Task brief: Look through the lines below and extract each one that contains "звуки".

Stored items:

↓

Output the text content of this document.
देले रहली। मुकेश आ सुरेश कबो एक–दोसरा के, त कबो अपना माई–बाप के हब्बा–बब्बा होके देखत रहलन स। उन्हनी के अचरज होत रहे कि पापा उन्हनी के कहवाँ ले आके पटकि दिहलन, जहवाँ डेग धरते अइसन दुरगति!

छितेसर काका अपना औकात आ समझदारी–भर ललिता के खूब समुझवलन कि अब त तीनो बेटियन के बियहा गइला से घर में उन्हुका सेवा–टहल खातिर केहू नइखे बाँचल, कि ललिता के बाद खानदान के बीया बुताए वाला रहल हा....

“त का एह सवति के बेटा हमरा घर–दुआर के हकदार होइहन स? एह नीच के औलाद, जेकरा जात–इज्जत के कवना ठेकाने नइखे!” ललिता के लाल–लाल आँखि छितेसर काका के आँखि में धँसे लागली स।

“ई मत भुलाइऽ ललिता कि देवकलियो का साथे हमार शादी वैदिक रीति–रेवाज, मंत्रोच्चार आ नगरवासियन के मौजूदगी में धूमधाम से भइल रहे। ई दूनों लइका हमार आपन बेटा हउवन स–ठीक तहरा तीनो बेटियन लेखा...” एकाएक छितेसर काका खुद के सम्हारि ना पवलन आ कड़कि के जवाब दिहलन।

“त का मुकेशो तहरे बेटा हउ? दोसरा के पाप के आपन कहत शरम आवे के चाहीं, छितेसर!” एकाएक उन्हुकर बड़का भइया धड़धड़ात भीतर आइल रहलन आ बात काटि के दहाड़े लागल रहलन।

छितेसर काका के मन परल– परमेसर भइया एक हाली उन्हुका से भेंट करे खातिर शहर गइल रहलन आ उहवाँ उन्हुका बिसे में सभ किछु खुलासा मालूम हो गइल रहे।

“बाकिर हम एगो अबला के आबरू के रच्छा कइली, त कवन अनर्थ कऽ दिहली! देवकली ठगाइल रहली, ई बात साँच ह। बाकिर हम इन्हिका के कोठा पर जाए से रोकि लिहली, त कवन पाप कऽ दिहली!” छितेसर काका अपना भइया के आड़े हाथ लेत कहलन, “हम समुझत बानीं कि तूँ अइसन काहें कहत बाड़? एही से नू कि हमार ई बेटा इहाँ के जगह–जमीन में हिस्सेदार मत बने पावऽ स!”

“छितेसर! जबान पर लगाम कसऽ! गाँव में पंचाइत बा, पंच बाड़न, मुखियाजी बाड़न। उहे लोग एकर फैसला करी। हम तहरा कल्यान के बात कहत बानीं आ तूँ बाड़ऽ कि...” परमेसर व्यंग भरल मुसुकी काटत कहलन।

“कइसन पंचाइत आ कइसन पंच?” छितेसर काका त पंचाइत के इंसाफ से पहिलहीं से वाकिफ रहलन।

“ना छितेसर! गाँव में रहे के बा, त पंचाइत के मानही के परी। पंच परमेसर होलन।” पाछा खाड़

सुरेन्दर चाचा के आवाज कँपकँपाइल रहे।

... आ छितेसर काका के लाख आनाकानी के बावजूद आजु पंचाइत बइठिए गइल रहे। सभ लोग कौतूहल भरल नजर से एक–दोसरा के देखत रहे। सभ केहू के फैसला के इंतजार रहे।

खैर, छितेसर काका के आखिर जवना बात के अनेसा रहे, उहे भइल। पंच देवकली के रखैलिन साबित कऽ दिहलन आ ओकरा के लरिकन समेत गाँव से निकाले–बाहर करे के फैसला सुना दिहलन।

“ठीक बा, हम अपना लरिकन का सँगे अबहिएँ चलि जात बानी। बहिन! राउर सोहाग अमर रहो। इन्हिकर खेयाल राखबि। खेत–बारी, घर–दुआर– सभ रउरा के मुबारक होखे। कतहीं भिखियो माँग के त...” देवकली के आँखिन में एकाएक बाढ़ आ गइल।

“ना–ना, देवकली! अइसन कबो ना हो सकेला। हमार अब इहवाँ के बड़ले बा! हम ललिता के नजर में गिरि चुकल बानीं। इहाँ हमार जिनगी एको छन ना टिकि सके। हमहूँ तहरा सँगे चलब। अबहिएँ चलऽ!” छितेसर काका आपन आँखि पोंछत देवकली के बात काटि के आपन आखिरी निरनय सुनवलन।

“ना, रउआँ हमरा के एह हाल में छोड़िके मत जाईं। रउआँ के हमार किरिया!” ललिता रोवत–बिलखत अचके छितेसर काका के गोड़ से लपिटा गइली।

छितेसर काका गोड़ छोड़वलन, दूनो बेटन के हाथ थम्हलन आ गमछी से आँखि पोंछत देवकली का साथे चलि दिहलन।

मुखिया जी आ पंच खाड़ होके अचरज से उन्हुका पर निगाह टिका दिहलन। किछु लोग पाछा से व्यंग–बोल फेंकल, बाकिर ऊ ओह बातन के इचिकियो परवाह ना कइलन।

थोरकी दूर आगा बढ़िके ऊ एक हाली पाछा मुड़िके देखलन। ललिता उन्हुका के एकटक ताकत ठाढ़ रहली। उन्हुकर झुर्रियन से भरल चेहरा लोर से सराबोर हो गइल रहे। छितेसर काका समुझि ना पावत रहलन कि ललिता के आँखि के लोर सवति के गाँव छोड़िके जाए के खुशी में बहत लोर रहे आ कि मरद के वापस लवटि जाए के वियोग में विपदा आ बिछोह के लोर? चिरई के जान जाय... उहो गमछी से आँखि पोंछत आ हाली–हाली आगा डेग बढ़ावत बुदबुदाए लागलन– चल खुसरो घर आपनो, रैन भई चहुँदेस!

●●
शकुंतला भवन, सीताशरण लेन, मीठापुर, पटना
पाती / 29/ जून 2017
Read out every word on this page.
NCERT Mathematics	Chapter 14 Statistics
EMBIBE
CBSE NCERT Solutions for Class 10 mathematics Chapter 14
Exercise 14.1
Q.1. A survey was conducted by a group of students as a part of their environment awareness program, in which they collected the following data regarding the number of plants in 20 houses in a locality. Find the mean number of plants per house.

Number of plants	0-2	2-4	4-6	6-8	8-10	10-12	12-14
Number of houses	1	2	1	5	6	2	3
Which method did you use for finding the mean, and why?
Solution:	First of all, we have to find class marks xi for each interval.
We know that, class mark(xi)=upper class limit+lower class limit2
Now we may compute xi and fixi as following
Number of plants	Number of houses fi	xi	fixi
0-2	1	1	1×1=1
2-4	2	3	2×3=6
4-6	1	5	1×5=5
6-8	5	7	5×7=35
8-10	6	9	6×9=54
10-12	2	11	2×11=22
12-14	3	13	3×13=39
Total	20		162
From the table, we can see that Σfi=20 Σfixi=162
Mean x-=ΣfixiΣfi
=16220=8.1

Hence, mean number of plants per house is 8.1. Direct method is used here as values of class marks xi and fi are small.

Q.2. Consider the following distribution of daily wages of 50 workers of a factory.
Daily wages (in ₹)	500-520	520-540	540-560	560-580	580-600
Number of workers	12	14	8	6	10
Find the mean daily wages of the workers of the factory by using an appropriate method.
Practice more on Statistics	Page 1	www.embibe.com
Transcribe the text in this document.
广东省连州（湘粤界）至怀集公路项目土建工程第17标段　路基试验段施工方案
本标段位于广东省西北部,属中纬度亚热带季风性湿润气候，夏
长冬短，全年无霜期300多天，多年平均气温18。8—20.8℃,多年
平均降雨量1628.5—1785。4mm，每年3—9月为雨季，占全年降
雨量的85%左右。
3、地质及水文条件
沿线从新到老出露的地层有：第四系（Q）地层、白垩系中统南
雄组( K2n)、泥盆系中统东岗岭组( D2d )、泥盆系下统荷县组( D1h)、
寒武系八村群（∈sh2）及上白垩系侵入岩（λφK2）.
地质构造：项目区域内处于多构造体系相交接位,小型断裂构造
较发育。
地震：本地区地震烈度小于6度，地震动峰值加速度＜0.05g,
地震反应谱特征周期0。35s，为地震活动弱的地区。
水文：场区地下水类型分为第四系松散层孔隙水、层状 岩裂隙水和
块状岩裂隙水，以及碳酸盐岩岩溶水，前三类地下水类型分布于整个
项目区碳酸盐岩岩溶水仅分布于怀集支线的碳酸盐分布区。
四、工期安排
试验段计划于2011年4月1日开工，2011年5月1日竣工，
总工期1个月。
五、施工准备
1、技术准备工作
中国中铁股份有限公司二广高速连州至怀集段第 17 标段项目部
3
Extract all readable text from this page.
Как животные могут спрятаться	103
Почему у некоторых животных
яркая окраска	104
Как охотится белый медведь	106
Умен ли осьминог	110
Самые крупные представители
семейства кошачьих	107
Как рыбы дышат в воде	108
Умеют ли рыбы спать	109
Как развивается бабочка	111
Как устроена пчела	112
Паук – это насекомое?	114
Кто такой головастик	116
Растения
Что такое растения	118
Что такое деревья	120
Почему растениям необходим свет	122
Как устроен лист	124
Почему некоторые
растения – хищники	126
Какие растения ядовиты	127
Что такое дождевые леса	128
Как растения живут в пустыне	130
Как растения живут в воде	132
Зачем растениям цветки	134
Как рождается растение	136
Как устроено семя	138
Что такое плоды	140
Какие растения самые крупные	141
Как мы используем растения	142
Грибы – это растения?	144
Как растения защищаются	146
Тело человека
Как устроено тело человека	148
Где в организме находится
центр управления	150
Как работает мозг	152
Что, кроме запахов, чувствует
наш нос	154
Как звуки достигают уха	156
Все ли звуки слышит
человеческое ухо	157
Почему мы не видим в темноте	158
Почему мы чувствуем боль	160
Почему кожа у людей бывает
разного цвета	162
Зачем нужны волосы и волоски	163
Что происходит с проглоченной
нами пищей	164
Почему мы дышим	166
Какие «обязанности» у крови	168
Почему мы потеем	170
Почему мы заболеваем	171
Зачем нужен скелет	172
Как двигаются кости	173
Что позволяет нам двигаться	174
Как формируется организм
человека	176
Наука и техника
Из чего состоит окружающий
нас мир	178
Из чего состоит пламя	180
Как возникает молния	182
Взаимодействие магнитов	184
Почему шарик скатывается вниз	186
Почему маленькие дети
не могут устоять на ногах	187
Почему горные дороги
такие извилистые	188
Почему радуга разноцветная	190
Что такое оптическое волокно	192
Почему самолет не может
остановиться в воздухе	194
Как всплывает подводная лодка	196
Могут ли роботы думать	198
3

↑

Result:
Как звуки достигают уха	156
Все ли звуки слышит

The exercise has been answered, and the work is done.